Records to process.
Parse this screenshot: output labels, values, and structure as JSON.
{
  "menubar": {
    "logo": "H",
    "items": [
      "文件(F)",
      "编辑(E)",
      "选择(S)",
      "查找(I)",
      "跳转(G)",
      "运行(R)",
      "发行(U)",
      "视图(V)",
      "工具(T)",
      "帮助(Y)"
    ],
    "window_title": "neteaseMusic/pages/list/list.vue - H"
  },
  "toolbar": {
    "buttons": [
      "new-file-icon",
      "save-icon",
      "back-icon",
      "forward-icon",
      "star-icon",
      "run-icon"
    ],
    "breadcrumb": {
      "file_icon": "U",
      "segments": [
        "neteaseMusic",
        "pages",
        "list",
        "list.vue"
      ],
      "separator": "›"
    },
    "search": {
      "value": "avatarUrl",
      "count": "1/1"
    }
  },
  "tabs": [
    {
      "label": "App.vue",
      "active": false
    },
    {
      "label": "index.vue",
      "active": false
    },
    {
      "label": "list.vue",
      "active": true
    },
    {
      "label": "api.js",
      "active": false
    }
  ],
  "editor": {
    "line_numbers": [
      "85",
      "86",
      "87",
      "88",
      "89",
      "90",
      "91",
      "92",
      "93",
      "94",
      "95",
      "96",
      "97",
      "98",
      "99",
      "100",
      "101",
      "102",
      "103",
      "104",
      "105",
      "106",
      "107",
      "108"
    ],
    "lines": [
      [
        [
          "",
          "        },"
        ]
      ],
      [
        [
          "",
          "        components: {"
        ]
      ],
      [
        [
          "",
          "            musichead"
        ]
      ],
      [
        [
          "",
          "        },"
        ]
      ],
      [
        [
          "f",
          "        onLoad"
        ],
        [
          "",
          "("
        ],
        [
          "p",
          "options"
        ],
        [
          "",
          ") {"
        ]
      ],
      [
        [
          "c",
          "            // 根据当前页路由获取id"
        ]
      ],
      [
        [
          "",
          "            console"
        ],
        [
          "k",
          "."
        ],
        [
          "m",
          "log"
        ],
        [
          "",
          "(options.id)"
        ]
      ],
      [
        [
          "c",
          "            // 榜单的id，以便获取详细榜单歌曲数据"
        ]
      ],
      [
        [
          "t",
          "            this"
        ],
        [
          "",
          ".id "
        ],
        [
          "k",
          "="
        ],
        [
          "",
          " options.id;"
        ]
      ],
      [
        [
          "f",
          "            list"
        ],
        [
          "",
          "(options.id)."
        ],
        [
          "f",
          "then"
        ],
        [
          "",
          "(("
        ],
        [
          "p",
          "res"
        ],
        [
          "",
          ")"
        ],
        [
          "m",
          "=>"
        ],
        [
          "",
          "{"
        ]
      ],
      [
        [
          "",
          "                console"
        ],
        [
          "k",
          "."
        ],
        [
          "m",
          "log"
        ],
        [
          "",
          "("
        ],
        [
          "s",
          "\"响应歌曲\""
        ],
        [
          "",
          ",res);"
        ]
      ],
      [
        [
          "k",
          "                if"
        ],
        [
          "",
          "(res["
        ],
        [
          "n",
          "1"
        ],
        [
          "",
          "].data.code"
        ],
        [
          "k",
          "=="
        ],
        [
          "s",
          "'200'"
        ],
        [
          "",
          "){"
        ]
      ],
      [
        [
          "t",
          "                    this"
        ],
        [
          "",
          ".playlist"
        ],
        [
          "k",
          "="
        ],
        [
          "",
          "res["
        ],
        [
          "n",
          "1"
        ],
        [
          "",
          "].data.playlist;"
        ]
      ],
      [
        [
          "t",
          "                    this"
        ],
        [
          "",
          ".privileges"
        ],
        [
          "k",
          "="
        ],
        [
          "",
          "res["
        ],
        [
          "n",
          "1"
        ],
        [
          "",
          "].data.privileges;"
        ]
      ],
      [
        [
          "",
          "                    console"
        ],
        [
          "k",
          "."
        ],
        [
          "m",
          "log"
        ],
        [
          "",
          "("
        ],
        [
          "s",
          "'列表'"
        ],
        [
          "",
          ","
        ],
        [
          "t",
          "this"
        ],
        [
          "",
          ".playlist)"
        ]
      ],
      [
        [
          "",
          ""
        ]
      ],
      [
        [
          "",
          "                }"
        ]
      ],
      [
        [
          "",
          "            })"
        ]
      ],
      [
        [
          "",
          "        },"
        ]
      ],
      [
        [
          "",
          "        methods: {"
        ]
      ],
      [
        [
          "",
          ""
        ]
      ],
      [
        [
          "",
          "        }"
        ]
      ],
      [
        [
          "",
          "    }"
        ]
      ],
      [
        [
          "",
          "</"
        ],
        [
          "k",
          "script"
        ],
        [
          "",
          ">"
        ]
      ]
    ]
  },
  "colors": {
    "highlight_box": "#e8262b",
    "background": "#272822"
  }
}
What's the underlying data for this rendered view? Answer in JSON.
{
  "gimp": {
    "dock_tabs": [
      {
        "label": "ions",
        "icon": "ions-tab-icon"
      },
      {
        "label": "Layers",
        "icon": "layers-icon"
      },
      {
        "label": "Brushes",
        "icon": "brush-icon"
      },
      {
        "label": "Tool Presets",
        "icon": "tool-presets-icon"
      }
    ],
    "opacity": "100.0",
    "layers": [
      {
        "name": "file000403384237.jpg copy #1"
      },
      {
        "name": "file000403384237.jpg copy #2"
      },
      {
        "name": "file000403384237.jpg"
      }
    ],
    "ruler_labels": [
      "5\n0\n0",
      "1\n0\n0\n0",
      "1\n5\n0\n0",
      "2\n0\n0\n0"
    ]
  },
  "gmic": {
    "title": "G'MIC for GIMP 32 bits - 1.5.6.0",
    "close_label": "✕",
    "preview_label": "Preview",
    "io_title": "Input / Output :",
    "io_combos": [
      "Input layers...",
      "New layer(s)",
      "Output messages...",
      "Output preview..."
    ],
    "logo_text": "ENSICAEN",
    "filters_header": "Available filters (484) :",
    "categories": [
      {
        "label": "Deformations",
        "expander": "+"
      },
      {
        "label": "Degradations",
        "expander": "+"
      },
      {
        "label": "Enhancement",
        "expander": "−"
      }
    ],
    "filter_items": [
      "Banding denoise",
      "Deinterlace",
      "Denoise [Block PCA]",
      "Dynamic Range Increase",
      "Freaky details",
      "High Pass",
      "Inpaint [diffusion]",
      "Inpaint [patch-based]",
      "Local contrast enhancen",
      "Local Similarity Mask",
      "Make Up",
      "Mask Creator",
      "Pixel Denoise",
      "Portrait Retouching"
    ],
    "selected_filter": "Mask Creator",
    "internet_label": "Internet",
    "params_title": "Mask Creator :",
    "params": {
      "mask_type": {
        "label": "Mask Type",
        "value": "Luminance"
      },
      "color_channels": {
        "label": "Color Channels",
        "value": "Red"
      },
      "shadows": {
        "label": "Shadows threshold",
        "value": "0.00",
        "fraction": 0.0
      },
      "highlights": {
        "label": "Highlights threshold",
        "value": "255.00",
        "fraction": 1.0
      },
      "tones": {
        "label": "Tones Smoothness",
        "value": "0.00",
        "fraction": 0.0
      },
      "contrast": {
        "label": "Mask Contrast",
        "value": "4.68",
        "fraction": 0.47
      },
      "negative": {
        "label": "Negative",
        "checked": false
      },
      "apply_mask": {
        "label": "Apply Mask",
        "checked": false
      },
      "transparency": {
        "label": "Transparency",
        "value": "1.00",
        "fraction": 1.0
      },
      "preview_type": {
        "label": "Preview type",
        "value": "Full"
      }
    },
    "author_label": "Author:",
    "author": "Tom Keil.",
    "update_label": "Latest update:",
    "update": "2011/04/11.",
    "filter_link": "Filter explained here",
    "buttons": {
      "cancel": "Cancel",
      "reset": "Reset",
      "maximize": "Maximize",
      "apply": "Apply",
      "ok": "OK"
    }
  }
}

What is asked.
Search the records above for the string "data". Copy every line that contains it.

Solution.
          "].data.code"
          "].data.playlist;"
          "].data.privileges;"
What's the underlying data for this rendered view? Answer in JSON.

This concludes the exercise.